=== Dataset ===
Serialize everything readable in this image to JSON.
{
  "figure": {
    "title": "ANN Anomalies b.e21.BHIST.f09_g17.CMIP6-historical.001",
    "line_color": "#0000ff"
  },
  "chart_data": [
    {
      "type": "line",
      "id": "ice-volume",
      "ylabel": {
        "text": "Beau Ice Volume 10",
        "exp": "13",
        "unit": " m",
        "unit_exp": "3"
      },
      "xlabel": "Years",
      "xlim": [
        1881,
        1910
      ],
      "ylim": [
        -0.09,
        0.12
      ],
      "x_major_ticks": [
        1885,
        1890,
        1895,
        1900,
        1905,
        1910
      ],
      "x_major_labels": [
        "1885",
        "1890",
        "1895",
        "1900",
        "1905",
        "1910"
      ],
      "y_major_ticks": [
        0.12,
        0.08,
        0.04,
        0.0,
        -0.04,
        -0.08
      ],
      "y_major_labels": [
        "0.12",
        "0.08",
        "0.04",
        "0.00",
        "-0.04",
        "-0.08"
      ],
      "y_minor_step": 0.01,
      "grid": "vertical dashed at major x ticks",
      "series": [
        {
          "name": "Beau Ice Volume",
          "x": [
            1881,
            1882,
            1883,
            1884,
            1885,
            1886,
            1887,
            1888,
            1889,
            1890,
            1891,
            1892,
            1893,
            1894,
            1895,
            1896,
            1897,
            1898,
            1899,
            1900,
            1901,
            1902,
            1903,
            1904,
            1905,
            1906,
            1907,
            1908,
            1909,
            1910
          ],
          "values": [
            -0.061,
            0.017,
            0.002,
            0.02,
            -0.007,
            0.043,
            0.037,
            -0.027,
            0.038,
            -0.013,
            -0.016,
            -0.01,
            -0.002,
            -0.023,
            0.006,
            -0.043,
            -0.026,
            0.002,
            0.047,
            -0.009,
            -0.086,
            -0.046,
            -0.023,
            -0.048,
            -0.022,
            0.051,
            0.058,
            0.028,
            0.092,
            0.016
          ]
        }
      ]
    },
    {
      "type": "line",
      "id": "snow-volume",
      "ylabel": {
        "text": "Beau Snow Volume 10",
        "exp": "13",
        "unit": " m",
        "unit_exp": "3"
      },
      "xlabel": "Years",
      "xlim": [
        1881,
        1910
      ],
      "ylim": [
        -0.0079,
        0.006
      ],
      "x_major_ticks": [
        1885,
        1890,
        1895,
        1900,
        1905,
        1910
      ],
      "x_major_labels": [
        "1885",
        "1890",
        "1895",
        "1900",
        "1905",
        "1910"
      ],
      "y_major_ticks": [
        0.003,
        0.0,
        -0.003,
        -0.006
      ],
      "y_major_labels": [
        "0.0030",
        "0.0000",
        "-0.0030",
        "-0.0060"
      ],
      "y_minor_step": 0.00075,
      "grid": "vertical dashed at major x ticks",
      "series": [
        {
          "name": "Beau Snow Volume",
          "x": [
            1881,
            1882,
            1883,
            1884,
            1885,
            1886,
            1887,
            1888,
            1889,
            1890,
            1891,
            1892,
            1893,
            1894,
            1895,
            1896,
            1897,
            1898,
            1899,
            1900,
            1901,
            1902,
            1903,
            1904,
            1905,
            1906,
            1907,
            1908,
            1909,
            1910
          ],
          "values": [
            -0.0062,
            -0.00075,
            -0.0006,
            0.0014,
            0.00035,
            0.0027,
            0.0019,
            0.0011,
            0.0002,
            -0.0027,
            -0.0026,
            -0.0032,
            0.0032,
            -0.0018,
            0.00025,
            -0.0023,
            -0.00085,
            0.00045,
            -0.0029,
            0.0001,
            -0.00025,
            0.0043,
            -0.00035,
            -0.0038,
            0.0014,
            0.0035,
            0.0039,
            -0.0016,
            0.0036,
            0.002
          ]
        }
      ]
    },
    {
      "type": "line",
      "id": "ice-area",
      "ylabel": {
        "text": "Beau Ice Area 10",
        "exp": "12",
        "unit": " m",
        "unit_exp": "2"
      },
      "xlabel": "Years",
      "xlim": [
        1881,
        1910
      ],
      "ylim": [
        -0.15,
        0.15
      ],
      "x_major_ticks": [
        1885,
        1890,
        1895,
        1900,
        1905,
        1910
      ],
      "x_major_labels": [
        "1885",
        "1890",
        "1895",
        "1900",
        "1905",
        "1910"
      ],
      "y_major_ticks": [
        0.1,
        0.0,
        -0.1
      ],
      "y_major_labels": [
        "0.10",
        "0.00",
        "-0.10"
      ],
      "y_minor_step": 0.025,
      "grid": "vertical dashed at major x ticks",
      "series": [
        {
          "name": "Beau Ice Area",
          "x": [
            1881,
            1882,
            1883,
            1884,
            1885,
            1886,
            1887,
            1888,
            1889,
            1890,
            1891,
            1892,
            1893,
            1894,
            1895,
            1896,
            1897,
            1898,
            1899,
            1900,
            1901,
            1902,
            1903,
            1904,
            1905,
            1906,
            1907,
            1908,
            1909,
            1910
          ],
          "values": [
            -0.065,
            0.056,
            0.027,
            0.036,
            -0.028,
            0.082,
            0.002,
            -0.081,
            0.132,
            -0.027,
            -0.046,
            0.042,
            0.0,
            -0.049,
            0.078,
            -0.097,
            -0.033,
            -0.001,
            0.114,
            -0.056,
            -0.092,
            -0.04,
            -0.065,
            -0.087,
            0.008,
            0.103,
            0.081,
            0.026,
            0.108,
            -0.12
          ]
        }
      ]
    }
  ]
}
===
> Your objective
Your task is to print the whole listing again exactly.

> Exercise response
Serialize everything readable in this image to JSON.
{
  "figure": {
    "title": "ANN Anomalies b.e21.BHIST.f09_g17.CMIP6-historical.001",
    "line_color": "#0000ff"
  },
  "chart_data": [
    {
      "type": "line",
      "id": "ice-volume",
      "ylabel": {
        "text": "Beau Ice Volume 10",
        "exp": "13",
        "unit": " m",
        "unit_exp": "3"
      },
      "xlabel": "Years",
      "xlim": [
        1881,
        1910
      ],
      "ylim": [
        -0.09,
        0.12
      ],
      "x_major_ticks": [
        1885,
        1890,
        1895,
        1900,
        1905,
        1910
      ],
      "x_major_labels": [
        "1885",
        "1890",
        "1895",
        "1900",
        "1905",
        "1910"
      ],
      "y_major_ticks": [
        0.12,
        0.08,
        0.04,
        0.0,
        -0.04,
        -0.08
      ],
      "y_major_labels": [
        "0.12",
        "0.08",
        "0.04",
        "0.00",
        "-0.04",
        "-0.08"
      ],
      "y_minor_step": 0.01,
      "grid": "vertical dashed at major x ticks",
      "series": [
        {
          "name": "Beau Ice Volume",
          "x": [
            1881,
            1882,
            1883,
            1884,
            1885,
            1886,
            1887,
            1888,
            1889,
            1890,
            1891,
            1892,
            1893,
            1894,
            1895,
            1896,
            1897,
            1898,
            1899,
            1900,
            1901,
            1902,
            1903,
            1904,
            1905,
            1906,
            1907,
            1908,
            1909,
            1910
          ],
          "values": [
            -0.061,
            0.017,
            0.002,
            0.02,
            -0.007,
            0.043,
            0.037,
            -0.027,
            0.038,
            -0.013,
            -0.016,
            -0.01,
            -0.002,
            -0.023,
            0.006,
            -0.043,
            -0.026,
            0.002,
            0.047,
            -0.009,
            -0.086,
            -0.046,
            -0.023,
            -0.048,
            -0.022,
            0.051,
            0.058,
            0.028,
            0.092,
            0.016
          ]
        }
      ]
    },
    {
      "type": "line",
      "id": "snow-volume",
      "ylabel": {
        "text": "Beau Snow Volume 10",
        "exp": "13",
        "unit": " m",
        "unit_exp": "3"
      },
      "xlabel": "Years",
      "xlim": [
        1881,
        1910
      ],
      "ylim": [
        -0.0079,
        0.006
      ],
      "x_major_ticks": [
        1885,
        1890,
        1895,
        1900,
        1905,
        1910
      ],
      "x_major_labels": [
        "1885",
        "1890",
        "1895",
        "1900",
        "1905",
        "1910"
      ],
      "y_major_ticks": [
        0.003,
        0.0,
        -0.003,
        -0.006
      ],
      "y_major_labels": [
        "0.0030",
        "0.0000",
        "-0.0030",
        "-0.0060"
      ],
      "y_minor_step": 0.00075,
      "grid": "vertical dashed at major x ticks",
      "series": [
        {
          "name": "Beau Snow Volume",
          "x": [
            1881,
            1882,
            1883,
            1884,
            1885,
            1886,
            1887,
            1888,
            1889,
            1890,
            1891,
            1892,
            1893,
            1894,
            1895,
            1896,
            1897,
            1898,
            1899,
            1900,
            1901,
            1902,
            1903,
            1904,
            1905,
            1906,
            1907,
            1908,
            1909,
            1910
          ],
          "values": [
            -0.0062,
            -0.00075,
            -0.0006,
            0.0014,
            0.00035,
            0.0027,
            0.0019,
            0.0011,
            0.0002,
            -0.0027,
            -0.0026,
            -0.0032,
            0.0032,
            -0.0018,
            0.00025,
            -0.0023,
            -0.00085,
            0.00045,
            -0.0029,
            0.0001,
            -0.00025,
            0.0043,
            -0.00035,
            -0.0038,
            0.0014,
            0.0035,
            0.0039,
            -0.0016,
            0.0036,
            0.002
          ]
        }
      ]
    },
    {
      "type": "line",
      "id": "ice-area",
      "ylabel": {
        "text": "Beau Ice Area 10",
        "exp": "12",
        "unit": " m",
        "unit_exp": "2"
      },
      "xlabel": "Years",
      "xlim": [
        1881,
        1910
      ],
      "ylim": [
        -0.15,
        0.15
      ],
      "x_major_ticks": [
        1885,
        1890,
        1895,
        1900,
        1905,
        1910
      ],
      "x_major_labels": [
        "1885",
        "1890",
        "1895",
        "1900",
        "1905",
        "1910"
      ],
      "y_major_ticks": [
        0.1,
        0.0,
        -0.1
      ],
      "y_major_labels": [
        "0.10",
        "0.00",
        "-0.10"
      ],
      "y_minor_step": 0.025,
      "grid": "vertical dashed at major x ticks",
      "series": [
        {
          "name": "Beau Ice Area",
          "x": [
            1881,
            1882,
            1883,
            1884,
            1885,
            1886,
            1887,
            1888,
            1889,
            1890,
            1891,
            1892,
            1893,
            1894,
            1895,
            1896,
            1897,
            1898,
            1899,
            1900,
            1901,
            1902,
            1903,
            1904,
            1905,
            1906,
            1907,
            1908,
            1909,
            1910
          ],
          "values": [
            -0.065,
            0.056,
            0.027,
            0.036,
            -0.028,
            0.082,
            0.002,
            -0.081,
            0.132,
            -0.027,
            -0.046,
            0.042,
            0.0,
            -0.049,
            0.078,
            -0.097,
            -0.033,
            -0.001,
            0.114,
            -0.056,
            -0.092,
            -0.04,
            -0.065,
            -0.087,
            0.008,
            0.103,
            0.081,
            0.026,
            0.108,
            -0.12
          ]
        }
      ]
    }
  ]
}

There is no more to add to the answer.